# PROMPT
Exactly as given, write out the lines from the one containing "Read out every word on this page." through the end of the listing, with both ends included and nothing else.

# MATERIAL SHOWN

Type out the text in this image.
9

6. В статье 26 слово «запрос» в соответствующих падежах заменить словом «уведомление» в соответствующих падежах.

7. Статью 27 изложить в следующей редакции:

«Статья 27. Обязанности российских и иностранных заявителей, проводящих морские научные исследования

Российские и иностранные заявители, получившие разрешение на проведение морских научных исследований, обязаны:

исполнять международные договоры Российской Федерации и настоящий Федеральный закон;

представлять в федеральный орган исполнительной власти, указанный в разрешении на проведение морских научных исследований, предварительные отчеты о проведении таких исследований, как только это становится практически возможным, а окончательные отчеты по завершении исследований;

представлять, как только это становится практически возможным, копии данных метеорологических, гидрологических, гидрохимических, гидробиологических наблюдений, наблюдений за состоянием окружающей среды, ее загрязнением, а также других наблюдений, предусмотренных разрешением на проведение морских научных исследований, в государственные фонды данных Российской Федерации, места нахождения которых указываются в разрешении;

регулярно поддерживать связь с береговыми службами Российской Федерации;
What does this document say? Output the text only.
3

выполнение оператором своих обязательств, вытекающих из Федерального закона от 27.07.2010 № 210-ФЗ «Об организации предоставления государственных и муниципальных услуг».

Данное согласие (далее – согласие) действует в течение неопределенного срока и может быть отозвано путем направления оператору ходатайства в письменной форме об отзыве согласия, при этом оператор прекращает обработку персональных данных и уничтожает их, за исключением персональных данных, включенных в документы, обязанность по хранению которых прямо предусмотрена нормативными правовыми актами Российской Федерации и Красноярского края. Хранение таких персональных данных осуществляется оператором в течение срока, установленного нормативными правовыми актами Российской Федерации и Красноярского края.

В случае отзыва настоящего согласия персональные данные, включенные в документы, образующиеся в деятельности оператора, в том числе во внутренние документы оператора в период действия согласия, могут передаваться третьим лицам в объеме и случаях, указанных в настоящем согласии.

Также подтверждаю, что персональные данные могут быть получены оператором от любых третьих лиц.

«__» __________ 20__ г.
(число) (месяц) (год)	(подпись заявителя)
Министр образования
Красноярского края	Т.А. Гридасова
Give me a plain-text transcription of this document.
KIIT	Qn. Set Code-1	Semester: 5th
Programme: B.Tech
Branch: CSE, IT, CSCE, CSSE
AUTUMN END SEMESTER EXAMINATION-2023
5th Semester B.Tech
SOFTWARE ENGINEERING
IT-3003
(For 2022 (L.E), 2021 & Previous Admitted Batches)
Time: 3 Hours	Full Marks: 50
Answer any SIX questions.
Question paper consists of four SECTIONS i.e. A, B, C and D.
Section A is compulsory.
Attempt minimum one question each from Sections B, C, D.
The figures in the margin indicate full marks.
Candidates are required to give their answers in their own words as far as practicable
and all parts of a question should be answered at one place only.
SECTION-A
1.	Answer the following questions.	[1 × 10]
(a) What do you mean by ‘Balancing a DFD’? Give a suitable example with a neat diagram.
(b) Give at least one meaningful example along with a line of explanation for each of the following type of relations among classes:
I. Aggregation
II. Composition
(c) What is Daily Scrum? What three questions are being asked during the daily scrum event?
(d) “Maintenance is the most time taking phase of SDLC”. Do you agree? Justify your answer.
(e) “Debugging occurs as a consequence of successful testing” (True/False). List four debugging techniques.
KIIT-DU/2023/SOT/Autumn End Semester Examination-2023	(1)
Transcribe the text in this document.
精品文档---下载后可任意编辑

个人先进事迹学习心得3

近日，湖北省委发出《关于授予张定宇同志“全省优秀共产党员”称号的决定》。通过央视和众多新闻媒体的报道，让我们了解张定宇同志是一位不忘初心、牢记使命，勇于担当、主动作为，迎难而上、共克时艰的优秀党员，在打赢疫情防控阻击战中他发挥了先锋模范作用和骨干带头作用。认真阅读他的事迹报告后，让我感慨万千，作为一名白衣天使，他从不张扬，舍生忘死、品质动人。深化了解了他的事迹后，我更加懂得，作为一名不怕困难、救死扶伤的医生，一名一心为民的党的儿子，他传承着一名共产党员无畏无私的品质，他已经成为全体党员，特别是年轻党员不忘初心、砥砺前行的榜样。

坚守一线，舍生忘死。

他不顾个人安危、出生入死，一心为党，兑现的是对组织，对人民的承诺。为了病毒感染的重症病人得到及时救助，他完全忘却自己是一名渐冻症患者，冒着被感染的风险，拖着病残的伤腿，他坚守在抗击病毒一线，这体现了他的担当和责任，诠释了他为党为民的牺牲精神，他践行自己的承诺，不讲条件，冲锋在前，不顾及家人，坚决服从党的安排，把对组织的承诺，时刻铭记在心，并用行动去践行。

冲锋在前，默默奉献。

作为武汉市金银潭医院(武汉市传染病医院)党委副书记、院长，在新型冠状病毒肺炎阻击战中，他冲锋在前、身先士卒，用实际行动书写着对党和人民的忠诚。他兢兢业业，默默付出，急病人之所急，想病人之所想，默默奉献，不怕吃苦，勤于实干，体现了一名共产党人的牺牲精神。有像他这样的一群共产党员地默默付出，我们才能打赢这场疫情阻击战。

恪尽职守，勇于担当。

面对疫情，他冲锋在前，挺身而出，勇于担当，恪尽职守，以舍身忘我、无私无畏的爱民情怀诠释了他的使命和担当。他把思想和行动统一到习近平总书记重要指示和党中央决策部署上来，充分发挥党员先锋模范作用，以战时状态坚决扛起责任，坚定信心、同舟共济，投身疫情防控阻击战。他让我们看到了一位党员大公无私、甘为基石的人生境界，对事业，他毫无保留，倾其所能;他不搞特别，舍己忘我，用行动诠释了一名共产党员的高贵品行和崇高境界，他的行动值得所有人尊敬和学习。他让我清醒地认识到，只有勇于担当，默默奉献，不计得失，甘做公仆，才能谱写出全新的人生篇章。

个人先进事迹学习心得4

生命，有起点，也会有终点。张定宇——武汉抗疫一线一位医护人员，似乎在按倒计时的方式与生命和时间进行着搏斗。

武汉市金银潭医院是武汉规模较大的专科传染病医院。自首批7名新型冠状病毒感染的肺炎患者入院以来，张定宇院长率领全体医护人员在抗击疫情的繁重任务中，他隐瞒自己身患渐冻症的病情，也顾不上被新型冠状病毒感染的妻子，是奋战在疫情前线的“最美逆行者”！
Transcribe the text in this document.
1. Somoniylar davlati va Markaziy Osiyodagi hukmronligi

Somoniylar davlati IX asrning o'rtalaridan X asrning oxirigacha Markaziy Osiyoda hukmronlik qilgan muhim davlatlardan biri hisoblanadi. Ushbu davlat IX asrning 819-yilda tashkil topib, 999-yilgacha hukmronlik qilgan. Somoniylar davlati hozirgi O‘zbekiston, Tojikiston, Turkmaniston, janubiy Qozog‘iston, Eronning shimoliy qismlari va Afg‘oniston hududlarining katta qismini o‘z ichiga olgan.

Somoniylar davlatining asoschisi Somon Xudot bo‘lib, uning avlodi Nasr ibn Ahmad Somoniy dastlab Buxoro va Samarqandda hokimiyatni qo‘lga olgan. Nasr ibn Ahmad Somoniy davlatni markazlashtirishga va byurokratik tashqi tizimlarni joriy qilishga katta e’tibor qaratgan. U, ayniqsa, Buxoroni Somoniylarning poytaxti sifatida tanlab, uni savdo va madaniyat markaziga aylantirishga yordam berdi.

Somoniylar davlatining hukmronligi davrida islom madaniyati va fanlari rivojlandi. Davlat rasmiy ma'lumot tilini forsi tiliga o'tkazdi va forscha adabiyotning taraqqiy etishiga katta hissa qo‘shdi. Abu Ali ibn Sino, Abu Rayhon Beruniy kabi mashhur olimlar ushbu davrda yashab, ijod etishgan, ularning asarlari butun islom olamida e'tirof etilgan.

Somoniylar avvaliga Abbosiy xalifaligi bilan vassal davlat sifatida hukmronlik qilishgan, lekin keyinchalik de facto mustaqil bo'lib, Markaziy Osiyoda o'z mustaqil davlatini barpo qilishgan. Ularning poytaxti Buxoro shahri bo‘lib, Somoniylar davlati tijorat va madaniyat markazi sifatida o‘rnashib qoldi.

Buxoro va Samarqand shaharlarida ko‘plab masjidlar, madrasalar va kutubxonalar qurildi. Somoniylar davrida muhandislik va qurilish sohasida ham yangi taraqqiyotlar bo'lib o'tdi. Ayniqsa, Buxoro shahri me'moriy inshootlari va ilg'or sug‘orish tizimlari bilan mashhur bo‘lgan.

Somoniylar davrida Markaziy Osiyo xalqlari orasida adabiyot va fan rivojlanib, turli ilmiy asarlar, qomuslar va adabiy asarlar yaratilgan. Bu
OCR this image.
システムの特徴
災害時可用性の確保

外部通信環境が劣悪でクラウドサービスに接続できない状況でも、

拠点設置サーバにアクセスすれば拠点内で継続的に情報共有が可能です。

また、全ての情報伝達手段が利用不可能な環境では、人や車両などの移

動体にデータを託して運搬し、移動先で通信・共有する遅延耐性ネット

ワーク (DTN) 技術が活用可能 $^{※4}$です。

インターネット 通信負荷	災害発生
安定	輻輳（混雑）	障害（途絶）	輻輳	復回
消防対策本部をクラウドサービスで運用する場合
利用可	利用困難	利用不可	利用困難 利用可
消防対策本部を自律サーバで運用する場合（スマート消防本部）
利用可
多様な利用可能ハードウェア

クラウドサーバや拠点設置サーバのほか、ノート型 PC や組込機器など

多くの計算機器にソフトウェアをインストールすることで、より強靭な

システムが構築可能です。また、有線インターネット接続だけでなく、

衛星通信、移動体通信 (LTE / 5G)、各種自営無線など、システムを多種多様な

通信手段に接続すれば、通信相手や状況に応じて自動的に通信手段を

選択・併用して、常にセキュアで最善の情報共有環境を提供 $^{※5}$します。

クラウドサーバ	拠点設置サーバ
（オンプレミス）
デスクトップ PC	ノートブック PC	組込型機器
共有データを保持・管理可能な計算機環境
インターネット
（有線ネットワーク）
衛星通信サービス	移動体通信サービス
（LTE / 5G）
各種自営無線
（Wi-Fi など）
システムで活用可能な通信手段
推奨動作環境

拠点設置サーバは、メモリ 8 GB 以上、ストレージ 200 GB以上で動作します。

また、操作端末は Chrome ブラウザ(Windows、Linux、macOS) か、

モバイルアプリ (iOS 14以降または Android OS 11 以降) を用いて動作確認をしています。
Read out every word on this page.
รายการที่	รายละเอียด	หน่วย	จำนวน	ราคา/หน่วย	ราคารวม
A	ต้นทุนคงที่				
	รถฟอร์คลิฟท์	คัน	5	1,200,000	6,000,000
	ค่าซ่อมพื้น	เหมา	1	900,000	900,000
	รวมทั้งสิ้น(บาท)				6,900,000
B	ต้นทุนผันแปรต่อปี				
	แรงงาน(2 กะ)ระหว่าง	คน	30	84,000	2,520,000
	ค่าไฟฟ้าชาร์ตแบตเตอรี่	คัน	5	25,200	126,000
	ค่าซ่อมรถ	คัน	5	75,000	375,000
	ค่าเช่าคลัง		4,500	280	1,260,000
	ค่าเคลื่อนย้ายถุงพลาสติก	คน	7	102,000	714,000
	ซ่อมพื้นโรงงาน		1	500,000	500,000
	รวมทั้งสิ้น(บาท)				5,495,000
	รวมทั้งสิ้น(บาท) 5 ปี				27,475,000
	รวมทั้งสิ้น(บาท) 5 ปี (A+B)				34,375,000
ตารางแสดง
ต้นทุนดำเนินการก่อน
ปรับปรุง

# TASK OUTPUT
Read out every word on this page.
รายการที่	รายละเอียด	หน่วย	จำนวน	ราคา/หน่วย	ราคารวม
A	ต้นทุนคงที่				
	รถฟอร์คลิฟท์	คัน	5	1,200,000	6,000,000
	ค่าซ่อมพื้น	เหมา	1	900,000	900,000
	รวมทั้งสิ้น(บาท)				6,900,000
B	ต้นทุนผันแปรต่อปี				
	แรงงาน(2 กะ)ระหว่าง	คน	30	84,000	2,520,000
	ค่าไฟฟ้าชาร์ตแบตเตอรี่	คัน	5	25,200	126,000
	ค่าซ่อมรถ	คัน	5	75,000	375,000
	ค่าเช่าคลัง		4,500	280	1,260,000
	ค่าเคลื่อนย้ายถุงพลาสติก	คน	7	102,000	714,000
	ซ่อมพื้นโรงงาน		1	500,000	500,000
	รวมทั้งสิ้น(บาท)				5,495,000
	รวมทั้งสิ้น(บาท) 5 ปี				27,475,000
	รวมทั้งสิ้น(บาท) 5 ปี (A+B)				34,375,000
ตารางแสดง
ต้นทุนดำเนินการก่อน
ปรับปรุง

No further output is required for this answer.